__課題の指示__:
下に引く、アニメ『ハル』の制作をめぐる談話を、一字も変えずに全文そのまま書き写すこと。

__引用文__:
#####

一方、アニメファンだけでなく一般の人もターゲットにしているということを受け、「アニメーションにあまり興味がない人が見ると、日本のアニメーションってどれも似てると思う人が多いと思うが、今回はクリエイターがやりたいことを詰め込むという形を意識的にとった」といった制作時の状況を踏まえつつ、『ハル』については、「アニメーションというよりは邦画という感じで見て欲しい。」と和田プロデューサーは作り手としての意図を告げた。
これについて牧原監督は、「自分がもともとアニメよりにしない東映動画、テレコムあたりの流れを汲んでいると思っているので、何がアニメよりかと考えると難しい。」としながらも定型文的な芝居や、わかりやすい漫画よりは、カットごとに演出面でもっと格闘したいと思って作品づくりに取り組んだという。

このアニメにおける繊細な演出技術について、小田部先生は、「荒唐無稽なアニメという意識に沿ってつくられたアニメは、『太陽の王子ホルスの大冒険』から変わった。アニメーションの中で初めて人間の心や心情について考えて作られたアニメ。」と自身が関わった作品を振り返りつつ、同時にアニメーションで、このような感情を表現するのはどうなのかと思い悩んだ時期もあったと当時の心境を吐露した。

#####

__記載行一覧__:

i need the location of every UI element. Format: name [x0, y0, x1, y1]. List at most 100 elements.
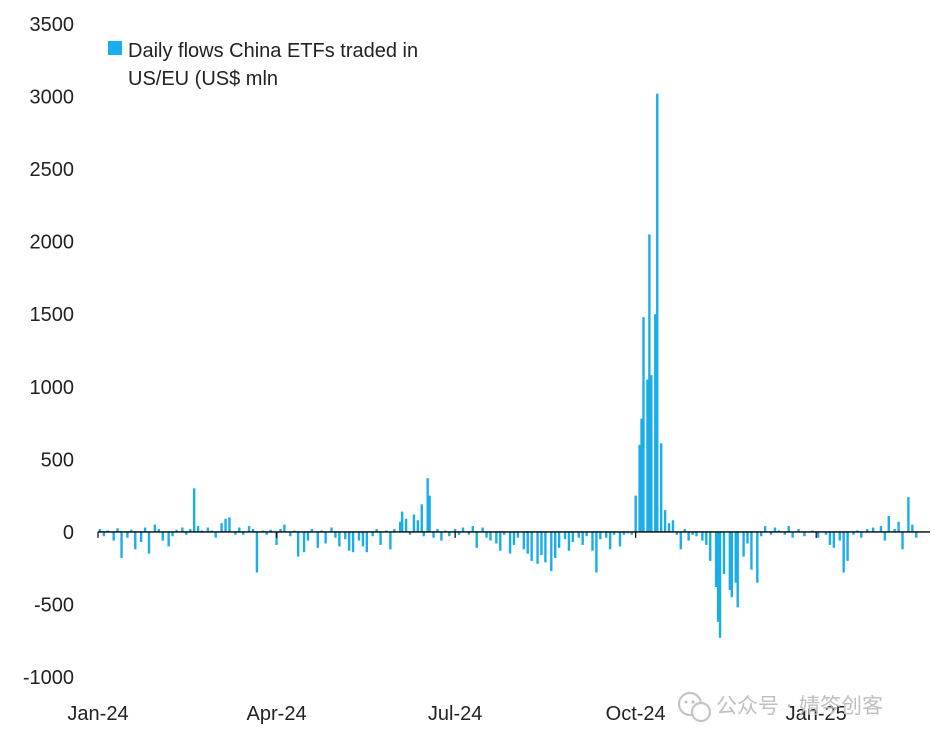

#####

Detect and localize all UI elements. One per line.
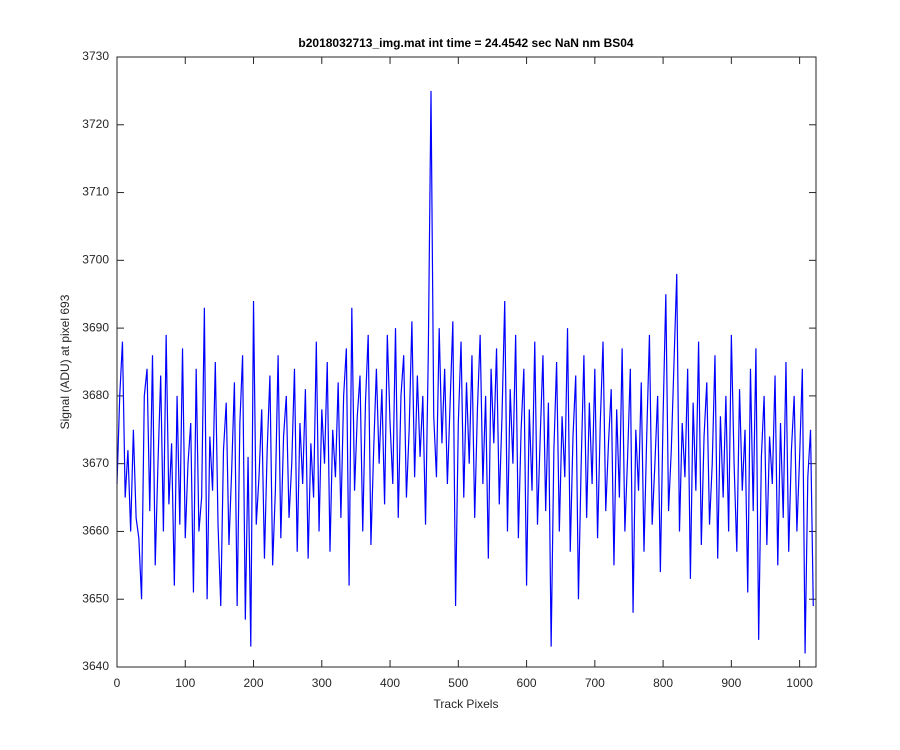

#####

__最終結果__:
一方、アニメファンだけでなく一般の人もターゲットにしているということを受け、「アニメーションにあまり興味がない人が見ると、日本のアニメーションってどれも似てると思う人が多いと思うが、今回はクリエイターがやりたいことを詰め込むという形を意識的にとった」といった制作時の状況を踏まえつつ、『ハル』については、「アニメーションというよりは邦画という感じで見て欲しい。」と和田プロデューサーは作り手としての意図を告げた。
これについて牧原監督は、「自分がもともとアニメよりにしない東映動画、テレコムあたりの流れを汲んでいると思っているので、何がアニメよりかと考えると難しい。」としながらも定型文的な芝居や、わかりやすい漫画よりは、カットごとに演出面でもっと格闘したいと思って作品づくりに取り組んだという。

このアニメにおける繊細な演出技術について、小田部先生は、「荒唐無稽なアニメという意識に沿ってつくられたアニメは、『太陽の王子ホルスの大冒険』から変わった。アニメーションの中で初めて人間の心や心情について考えて作られたアニメ。」と自身が関わった作品を振り返りつつ、同時にアニメーションで、このような感情を表現するのはどうなのかと思い悩んだ時期もあったと当時の心境を吐露した。